Aim –
Below is a listing to write out in full, exactly as given, without its pictures.

**** Records supplied ****

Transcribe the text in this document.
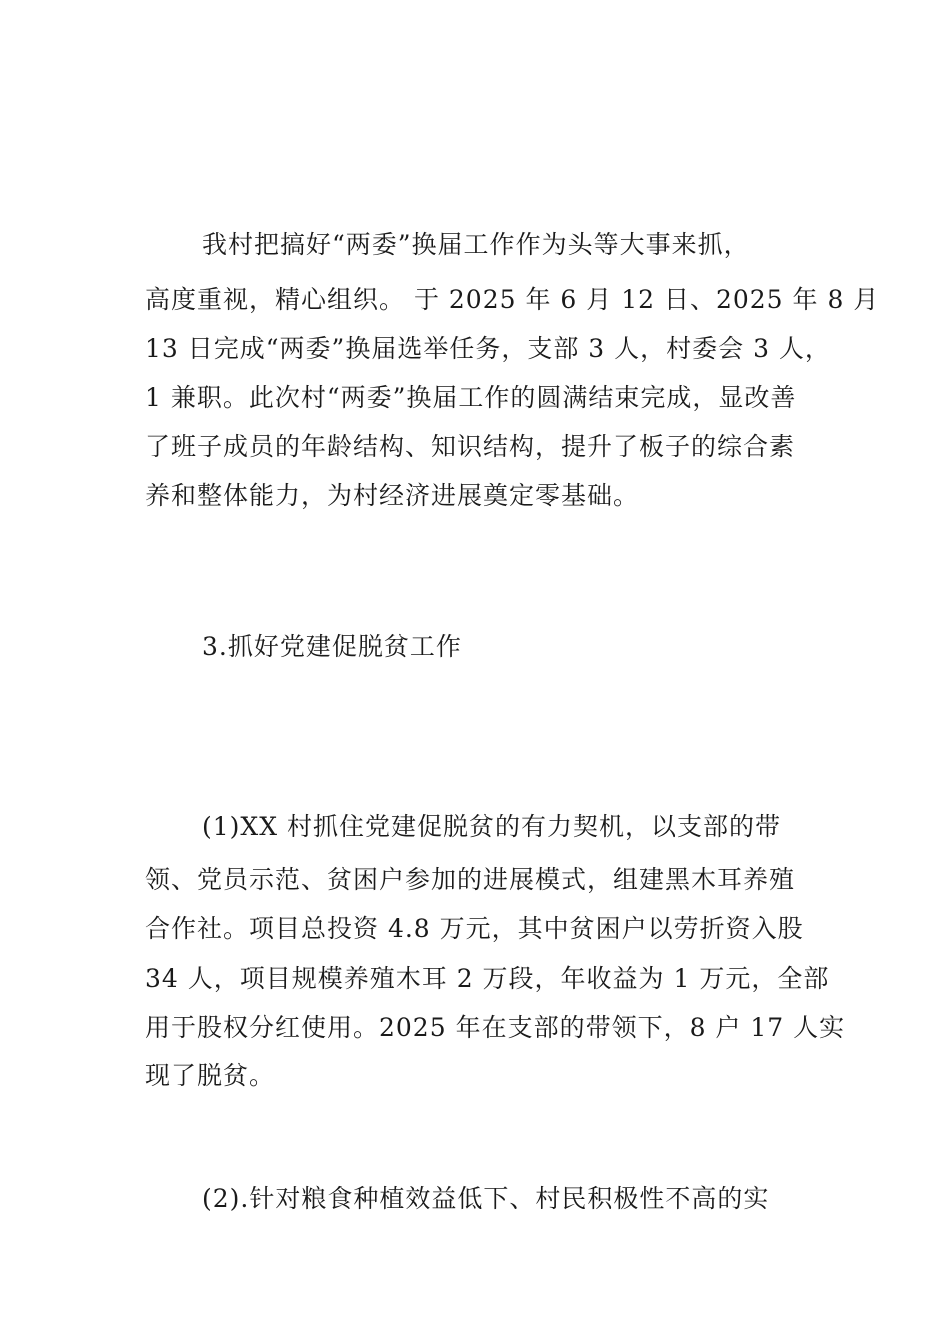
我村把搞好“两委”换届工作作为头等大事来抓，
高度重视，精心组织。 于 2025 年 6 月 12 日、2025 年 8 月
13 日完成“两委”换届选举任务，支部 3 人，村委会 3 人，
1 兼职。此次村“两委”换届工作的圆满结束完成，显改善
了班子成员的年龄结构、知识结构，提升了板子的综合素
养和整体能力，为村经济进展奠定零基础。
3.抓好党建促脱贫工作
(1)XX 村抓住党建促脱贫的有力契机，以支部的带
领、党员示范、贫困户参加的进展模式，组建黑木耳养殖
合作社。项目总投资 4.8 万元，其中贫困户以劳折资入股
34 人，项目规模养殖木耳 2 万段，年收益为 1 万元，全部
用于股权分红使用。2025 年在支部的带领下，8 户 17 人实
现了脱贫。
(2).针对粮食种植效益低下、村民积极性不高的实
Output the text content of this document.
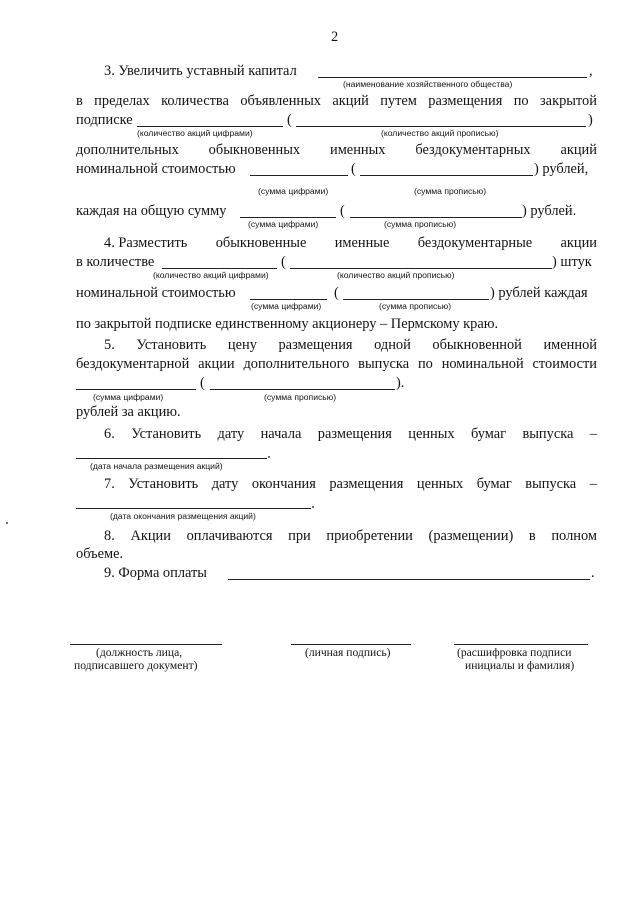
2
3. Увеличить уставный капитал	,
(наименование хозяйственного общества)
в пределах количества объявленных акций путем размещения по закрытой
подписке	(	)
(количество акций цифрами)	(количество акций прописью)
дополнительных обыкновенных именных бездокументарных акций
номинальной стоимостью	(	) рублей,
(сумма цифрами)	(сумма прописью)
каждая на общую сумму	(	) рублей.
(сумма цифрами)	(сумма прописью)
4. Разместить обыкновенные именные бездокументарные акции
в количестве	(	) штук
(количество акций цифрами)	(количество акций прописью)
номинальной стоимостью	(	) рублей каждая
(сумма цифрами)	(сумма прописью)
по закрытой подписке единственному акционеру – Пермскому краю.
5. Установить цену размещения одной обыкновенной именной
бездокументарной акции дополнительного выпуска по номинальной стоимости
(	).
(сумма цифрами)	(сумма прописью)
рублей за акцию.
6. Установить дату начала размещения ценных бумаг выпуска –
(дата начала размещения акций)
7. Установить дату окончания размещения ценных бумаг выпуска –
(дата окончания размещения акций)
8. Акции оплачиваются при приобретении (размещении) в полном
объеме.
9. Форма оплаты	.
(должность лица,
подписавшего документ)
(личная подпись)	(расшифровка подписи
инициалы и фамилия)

****

Solution to the problem –
Transcribe the text in this document.
我村把搞好“两委”换届工作作为头等大事来抓，
高度重视，精心组织。 于 2025 年 6 月 12 日、2025 年 8 月
13 日完成“两委”换届选举任务，支部 3 人，村委会 3 人，
1 兼职。此次村“两委”换届工作的圆满结束完成，显改善
了班子成员的年龄结构、知识结构，提升了板子的综合素
养和整体能力，为村经济进展奠定零基础。
3.抓好党建促脱贫工作
(1)XX 村抓住党建促脱贫的有力契机，以支部的带
领、党员示范、贫困户参加的进展模式，组建黑木耳养殖
合作社。项目总投资 4.8 万元，其中贫困户以劳折资入股
34 人，项目规模养殖木耳 2 万段，年收益为 1 万元，全部
用于股权分红使用。2025 年在支部的带领下，8 户 17 人实
现了脱贫。
(2).针对粮食种植效益低下、村民积极性不高的实
Output the text content of this document.
2
3. Увеличить уставный капитал	,
(наименование хозяйственного общества)
в пределах количества объявленных акций путем размещения по закрытой
подписке	(	)
(количество акций цифрами)	(количество акций прописью)
дополнительных обыкновенных именных бездокументарных акций
номинальной стоимостью	(	) рублей,
(сумма цифрами)	(сумма прописью)
каждая на общую сумму	(	) рублей.
(сумма цифрами)	(сумма прописью)
4. Разместить обыкновенные именные бездокументарные акции
в количестве	(	) штук
(количество акций цифрами)	(количество акций прописью)
номинальной стоимостью	(	) рублей каждая
(сумма цифрами)	(сумма прописью)
по закрытой подписке единственному акционеру – Пермскому краю.
5. Установить цену размещения одной обыкновенной именной
бездокументарной акции дополнительного выпуска по номинальной стоимости
(	).
(сумма цифрами)	(сумма прописью)
рублей за акцию.
6. Установить дату начала размещения ценных бумаг выпуска –
(дата начала размещения акций)
7. Установить дату окончания размещения ценных бумаг выпуска –
(дата окончания размещения акций)
8. Акции оплачиваются при приобретении (размещении) в полном
объеме.
9. Форма оплаты	.
(должность лица,
подписавшего документ)
(личная подпись)	(расшифровка подписи
инициалы и фамилия)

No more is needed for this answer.